Change "at most" to "no more than" in the rows below, keeping every other word the same.

EXERCISE INPUTS:
========================
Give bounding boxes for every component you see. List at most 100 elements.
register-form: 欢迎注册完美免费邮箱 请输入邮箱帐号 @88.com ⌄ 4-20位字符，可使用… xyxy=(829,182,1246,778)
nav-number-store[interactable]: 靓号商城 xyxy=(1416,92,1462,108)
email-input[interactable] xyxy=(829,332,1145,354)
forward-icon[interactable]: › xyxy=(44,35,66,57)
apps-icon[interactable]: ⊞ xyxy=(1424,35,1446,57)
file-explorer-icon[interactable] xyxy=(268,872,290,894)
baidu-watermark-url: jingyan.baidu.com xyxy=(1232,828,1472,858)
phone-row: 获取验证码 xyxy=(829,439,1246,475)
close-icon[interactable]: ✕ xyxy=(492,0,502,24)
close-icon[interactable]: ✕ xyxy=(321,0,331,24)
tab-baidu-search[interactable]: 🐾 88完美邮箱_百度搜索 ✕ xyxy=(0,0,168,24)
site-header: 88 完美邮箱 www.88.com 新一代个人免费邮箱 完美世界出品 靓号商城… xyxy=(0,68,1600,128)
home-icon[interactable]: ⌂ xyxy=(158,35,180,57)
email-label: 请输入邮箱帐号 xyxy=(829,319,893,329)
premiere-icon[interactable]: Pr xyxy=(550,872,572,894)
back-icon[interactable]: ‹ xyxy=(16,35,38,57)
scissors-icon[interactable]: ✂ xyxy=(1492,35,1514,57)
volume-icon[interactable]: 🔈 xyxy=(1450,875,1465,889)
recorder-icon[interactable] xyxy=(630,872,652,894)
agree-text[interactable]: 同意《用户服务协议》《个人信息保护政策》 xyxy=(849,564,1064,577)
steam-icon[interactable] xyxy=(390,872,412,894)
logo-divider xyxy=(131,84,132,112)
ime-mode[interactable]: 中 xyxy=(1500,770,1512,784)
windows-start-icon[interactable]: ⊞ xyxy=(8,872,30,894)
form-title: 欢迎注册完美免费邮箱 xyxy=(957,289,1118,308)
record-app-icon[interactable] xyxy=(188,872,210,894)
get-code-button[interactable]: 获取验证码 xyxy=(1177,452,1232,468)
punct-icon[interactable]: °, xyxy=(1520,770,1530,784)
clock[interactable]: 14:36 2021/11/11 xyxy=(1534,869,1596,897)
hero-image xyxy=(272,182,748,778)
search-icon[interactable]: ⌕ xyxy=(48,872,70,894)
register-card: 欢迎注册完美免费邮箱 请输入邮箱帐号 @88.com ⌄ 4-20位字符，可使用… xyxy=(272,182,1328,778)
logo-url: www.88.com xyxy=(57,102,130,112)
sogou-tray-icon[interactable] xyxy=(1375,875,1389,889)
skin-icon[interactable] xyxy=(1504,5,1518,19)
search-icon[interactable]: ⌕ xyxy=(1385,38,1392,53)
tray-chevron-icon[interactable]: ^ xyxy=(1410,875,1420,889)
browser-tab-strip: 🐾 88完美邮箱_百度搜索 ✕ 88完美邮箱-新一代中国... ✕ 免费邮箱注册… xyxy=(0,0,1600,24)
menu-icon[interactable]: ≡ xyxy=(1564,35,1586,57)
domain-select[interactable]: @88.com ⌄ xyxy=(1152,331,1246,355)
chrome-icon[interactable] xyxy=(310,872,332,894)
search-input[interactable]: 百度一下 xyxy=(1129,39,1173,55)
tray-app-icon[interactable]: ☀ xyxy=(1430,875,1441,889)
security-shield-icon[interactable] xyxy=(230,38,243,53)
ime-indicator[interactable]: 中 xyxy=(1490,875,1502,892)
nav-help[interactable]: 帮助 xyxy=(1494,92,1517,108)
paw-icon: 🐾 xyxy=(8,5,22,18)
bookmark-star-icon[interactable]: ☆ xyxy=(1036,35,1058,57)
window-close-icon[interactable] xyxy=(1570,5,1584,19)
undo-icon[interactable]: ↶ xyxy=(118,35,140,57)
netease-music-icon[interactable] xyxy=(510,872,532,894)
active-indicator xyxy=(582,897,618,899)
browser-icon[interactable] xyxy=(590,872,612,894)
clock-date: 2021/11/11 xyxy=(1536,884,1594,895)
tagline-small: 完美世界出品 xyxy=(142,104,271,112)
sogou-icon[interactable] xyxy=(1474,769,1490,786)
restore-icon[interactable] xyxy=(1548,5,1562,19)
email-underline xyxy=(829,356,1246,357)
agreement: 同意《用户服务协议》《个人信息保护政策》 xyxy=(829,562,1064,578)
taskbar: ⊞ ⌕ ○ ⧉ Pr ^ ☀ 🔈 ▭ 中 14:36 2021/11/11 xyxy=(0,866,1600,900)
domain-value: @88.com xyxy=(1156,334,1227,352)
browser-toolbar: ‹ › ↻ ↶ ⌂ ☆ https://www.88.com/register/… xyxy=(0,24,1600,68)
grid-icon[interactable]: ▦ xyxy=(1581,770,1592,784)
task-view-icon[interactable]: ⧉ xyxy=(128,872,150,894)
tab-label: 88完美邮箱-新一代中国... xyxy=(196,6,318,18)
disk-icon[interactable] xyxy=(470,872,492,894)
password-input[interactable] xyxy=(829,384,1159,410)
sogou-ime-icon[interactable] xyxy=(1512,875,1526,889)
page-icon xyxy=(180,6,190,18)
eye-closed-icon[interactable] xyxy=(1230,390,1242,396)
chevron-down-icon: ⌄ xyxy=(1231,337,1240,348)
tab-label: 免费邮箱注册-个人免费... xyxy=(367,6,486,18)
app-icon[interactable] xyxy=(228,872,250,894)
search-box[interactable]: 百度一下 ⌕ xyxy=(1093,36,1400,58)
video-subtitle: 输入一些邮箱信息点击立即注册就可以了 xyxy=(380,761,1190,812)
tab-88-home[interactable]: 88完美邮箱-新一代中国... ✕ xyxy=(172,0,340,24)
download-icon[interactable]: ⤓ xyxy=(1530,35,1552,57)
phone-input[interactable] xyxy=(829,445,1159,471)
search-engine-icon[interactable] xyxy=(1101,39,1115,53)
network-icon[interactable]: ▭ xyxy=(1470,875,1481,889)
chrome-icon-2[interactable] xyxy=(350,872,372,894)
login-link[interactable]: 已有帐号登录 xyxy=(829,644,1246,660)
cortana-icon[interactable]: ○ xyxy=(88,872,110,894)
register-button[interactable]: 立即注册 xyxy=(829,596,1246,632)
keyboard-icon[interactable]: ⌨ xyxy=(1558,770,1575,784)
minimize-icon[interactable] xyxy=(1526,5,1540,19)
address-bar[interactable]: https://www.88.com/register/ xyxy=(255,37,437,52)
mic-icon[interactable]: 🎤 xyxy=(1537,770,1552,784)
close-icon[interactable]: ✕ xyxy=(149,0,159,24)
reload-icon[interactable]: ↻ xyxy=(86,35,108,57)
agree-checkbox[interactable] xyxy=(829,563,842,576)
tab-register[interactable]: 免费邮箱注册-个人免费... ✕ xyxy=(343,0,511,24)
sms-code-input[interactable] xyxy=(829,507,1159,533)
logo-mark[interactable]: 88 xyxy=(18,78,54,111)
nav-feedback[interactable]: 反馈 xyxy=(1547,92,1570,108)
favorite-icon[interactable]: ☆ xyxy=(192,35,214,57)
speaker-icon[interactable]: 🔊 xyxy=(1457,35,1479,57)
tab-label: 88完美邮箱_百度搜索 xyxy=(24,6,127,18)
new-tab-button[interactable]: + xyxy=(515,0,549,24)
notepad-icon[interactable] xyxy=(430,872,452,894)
========================
COMPLETE RESPONSE:
Give bounding boxes for every component you see. List no more than 100 elements.
register-form: 欢迎注册完美免费邮箱 请输入邮箱帐号 @88.com ⌄ 4-20位字符，可使用… xyxy=(829,182,1246,778)
nav-number-store[interactable]: 靓号商城 xyxy=(1416,92,1462,108)
email-input[interactable] xyxy=(829,332,1145,354)
forward-icon[interactable]: › xyxy=(44,35,66,57)
apps-icon[interactable]: ⊞ xyxy=(1424,35,1446,57)
file-explorer-icon[interactable] xyxy=(268,872,290,894)
baidu-watermark-url: jingyan.baidu.com xyxy=(1232,828,1472,858)
phone-row: 获取验证码 xyxy=(829,439,1246,475)
close-icon[interactable]: ✕ xyxy=(492,0,502,24)
close-icon[interactable]: ✕ xyxy=(321,0,331,24)
tab-baidu-search[interactable]: 🐾 88完美邮箱_百度搜索 ✕ xyxy=(0,0,168,24)
site-header: 88 完美邮箱 www.88.com 新一代个人免费邮箱 完美世界出品 靓号商城… xyxy=(0,68,1600,128)
home-icon[interactable]: ⌂ xyxy=(158,35,180,57)
email-label: 请输入邮箱帐号 xyxy=(829,319,893,329)
premiere-icon[interactable]: Pr xyxy=(550,872,572,894)
back-icon[interactable]: ‹ xyxy=(16,35,38,57)
scissors-icon[interactable]: ✂ xyxy=(1492,35,1514,57)
volume-icon[interactable]: 🔈 xyxy=(1450,875,1465,889)
recorder-icon[interactable] xyxy=(630,872,652,894)
agree-text[interactable]: 同意《用户服务协议》《个人信息保护政策》 xyxy=(849,564,1064,577)
steam-icon[interactable] xyxy=(390,872,412,894)
logo-divider xyxy=(131,84,132,112)
ime-mode[interactable]: 中 xyxy=(1500,770,1512,784)
windows-start-icon[interactable]: ⊞ xyxy=(8,872,30,894)
form-title: 欢迎注册完美免费邮箱 xyxy=(957,289,1118,308)
record-app-icon[interactable] xyxy=(188,872,210,894)
get-code-button[interactable]: 获取验证码 xyxy=(1177,452,1232,468)
punct-icon[interactable]: °, xyxy=(1520,770,1530,784)
clock[interactable]: 14:36 2021/11/11 xyxy=(1534,869,1596,897)
hero-image xyxy=(272,182,748,778)
search-icon[interactable]: ⌕ xyxy=(48,872,70,894)
register-card: 欢迎注册完美免费邮箱 请输入邮箱帐号 @88.com ⌄ 4-20位字符，可使用… xyxy=(272,182,1328,778)
logo-url: www.88.com xyxy=(57,102,130,112)
sogou-tray-icon[interactable] xyxy=(1375,875,1389,889)
skin-icon[interactable] xyxy=(1504,5,1518,19)
search-icon[interactable]: ⌕ xyxy=(1385,38,1392,53)
tray-chevron-icon[interactable]: ^ xyxy=(1410,875,1420,889)
browser-tab-strip: 🐾 88完美邮箱_百度搜索 ✕ 88完美邮箱-新一代中国... ✕ 免费邮箱注册… xyxy=(0,0,1600,24)
menu-icon[interactable]: ≡ xyxy=(1564,35,1586,57)
domain-select[interactable]: @88.com ⌄ xyxy=(1152,331,1246,355)
chrome-icon[interactable] xyxy=(310,872,332,894)
search-input[interactable]: 百度一下 xyxy=(1129,39,1173,55)
tray-app-icon[interactable]: ☀ xyxy=(1430,875,1441,889)
security-shield-icon[interactable] xyxy=(230,38,243,53)
ime-indicator[interactable]: 中 xyxy=(1490,875,1502,892)
nav-help[interactable]: 帮助 xyxy=(1494,92,1517,108)
paw-icon: 🐾 xyxy=(8,5,22,18)
bookmark-star-icon[interactable]: ☆ xyxy=(1036,35,1058,57)
window-close-icon[interactable] xyxy=(1570,5,1584,19)
undo-icon[interactable]: ↶ xyxy=(118,35,140,57)
netease-music-icon[interactable] xyxy=(510,872,532,894)
active-indicator xyxy=(582,897,618,899)
browser-icon[interactable] xyxy=(590,872,612,894)
clock-date: 2021/11/11 xyxy=(1536,884,1594,895)
tagline-small: 完美世界出品 xyxy=(142,104,271,112)
sogou-icon[interactable] xyxy=(1474,769,1490,786)
restore-icon[interactable] xyxy=(1548,5,1562,19)
email-underline xyxy=(829,356,1246,357)
agreement: 同意《用户服务协议》《个人信息保护政策》 xyxy=(829,562,1064,578)
taskbar: ⊞ ⌕ ○ ⧉ Pr ^ ☀ 🔈 ▭ 中 14:36 2021/11/11 xyxy=(0,866,1600,900)
domain-value: @88.com xyxy=(1156,334,1227,352)
browser-toolbar: ‹ › ↻ ↶ ⌂ ☆ https://www.88.com/register/… xyxy=(0,24,1600,68)
grid-icon[interactable]: ▦ xyxy=(1581,770,1592,784)
task-view-icon[interactable]: ⧉ xyxy=(128,872,150,894)
tab-label: 88完美邮箱-新一代中国... xyxy=(196,6,318,18)
disk-icon[interactable] xyxy=(470,872,492,894)
password-input[interactable] xyxy=(829,384,1159,410)
sogou-ime-icon[interactable] xyxy=(1512,875,1526,889)
page-icon xyxy=(180,6,190,18)
eye-closed-icon[interactable] xyxy=(1230,390,1242,396)
chevron-down-icon: ⌄ xyxy=(1231,337,1240,348)
tab-label: 免费邮箱注册-个人免费... xyxy=(367,6,486,18)
app-icon[interactable] xyxy=(228,872,250,894)
search-box[interactable]: 百度一下 ⌕ xyxy=(1093,36,1400,58)
video-subtitle: 输入一些邮箱信息点击立即注册就可以了 xyxy=(380,761,1190,812)
tab-88-home[interactable]: 88完美邮箱-新一代中国... ✕ xyxy=(172,0,340,24)
download-icon[interactable]: ⤓ xyxy=(1530,35,1552,57)
phone-input[interactable] xyxy=(829,445,1159,471)
search-engine-icon[interactable] xyxy=(1101,39,1115,53)
network-icon[interactable]: ▭ xyxy=(1470,875,1481,889)
chrome-icon-2[interactable] xyxy=(350,872,372,894)
login-link[interactable]: 已有帐号登录 xyxy=(829,644,1246,660)
cortana-icon[interactable]: ○ xyxy=(88,872,110,894)
register-button[interactable]: 立即注册 xyxy=(829,596,1246,632)
keyboard-icon[interactable]: ⌨ xyxy=(1558,770,1575,784)
minimize-icon[interactable] xyxy=(1526,5,1540,19)
address-bar[interactable]: https://www.88.com/register/ xyxy=(255,37,437,52)
mic-icon[interactable]: 🎤 xyxy=(1537,770,1552,784)
close-icon[interactable]: ✕ xyxy=(149,0,159,24)
reload-icon[interactable]: ↻ xyxy=(86,35,108,57)
agree-checkbox[interactable] xyxy=(829,563,842,576)
tab-register[interactable]: 免费邮箱注册-个人免费... ✕ xyxy=(343,0,511,24)
sms-code-input[interactable] xyxy=(829,507,1159,533)
logo-mark[interactable]: 88 xyxy=(18,78,54,111)
nav-feedback[interactable]: 反馈 xyxy=(1547,92,1570,108)
favorite-icon[interactable]: ☆ xyxy=(192,35,214,57)
speaker-icon[interactable]: 🔊 xyxy=(1457,35,1479,57)
tab-label: 88完美邮箱_百度搜索 xyxy=(24,6,127,18)
new-tab-button[interactable]: + xyxy=(515,0,549,24)
notepad-icon[interactable] xyxy=(430,872,452,894)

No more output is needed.